I am back including my posts. Mary Oliver wrote this beautiful and short poem which points out the need for quiet time. I  accomplished a lot during my break. I flew home twice and am back in Edmonton for Christmas. I spent the time away from the blog completing the course work and getting ready for the next part of the journey: my dissertation writing.

Wherever I am, the world comes after me.

It offers me its busyness. It does not believe

that I do not want it. Now I understand

why the old poets of China went so far and high

into the mountains, then crept into the pale mist.

The Sunset

There is an interdependence I often lose track of in life when I get busy. It was nice to get away from the reading and writing for a few days. Black Elk, a holy man of the Oglala Lakota, said these words many years ago and they resonate with me today.

• Dataset excerpt
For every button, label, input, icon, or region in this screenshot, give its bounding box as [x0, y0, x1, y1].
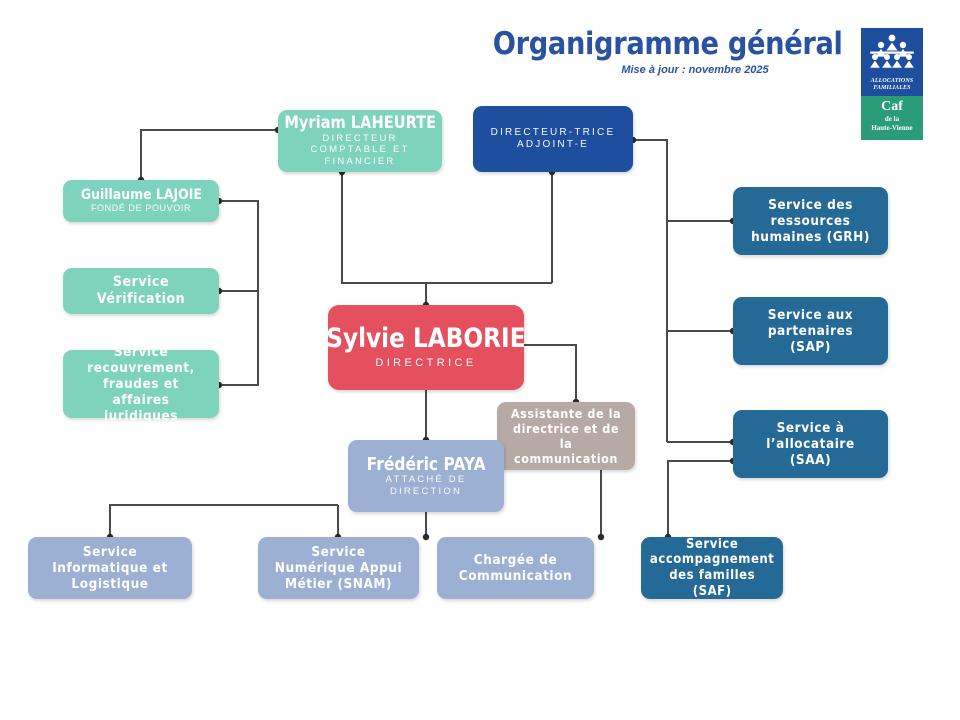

• Objectives
A. Reproduce word for word the part of the blog post about quiet time starting with "It offers me" and going on through "the pale mist.".
B. Carry the blog post about quiet time forward from its final sentence, adding new text that follows on from it.

• Results
A.
It offers me its busyness. It does not believe

that I do not want it. Now I understand

why the old poets of China went so far and high

into the mountains, then crept into the pale mist.

B.
I recognize that interconnectedness when I allow myself to find a higher vantage point. My daily life, surrounded with by busyness, focuses me on the particulars. The spiritual vantage point, which elevates me, allows me to see sometimes the fuller circle.

Then I was standing on the highest mountain of them all,

And round beneath me was the whole hoop of the world

And while I stood there I saw more than I can tell

And I understood more than I saw

For I was seeing in the sacred manner the shape of all things of the spirit!

And I saw that the sacred hoop of my people was one of many hoops that make one circle, wide as daylight and starlight,

And in the center grew one mighty flowering tree.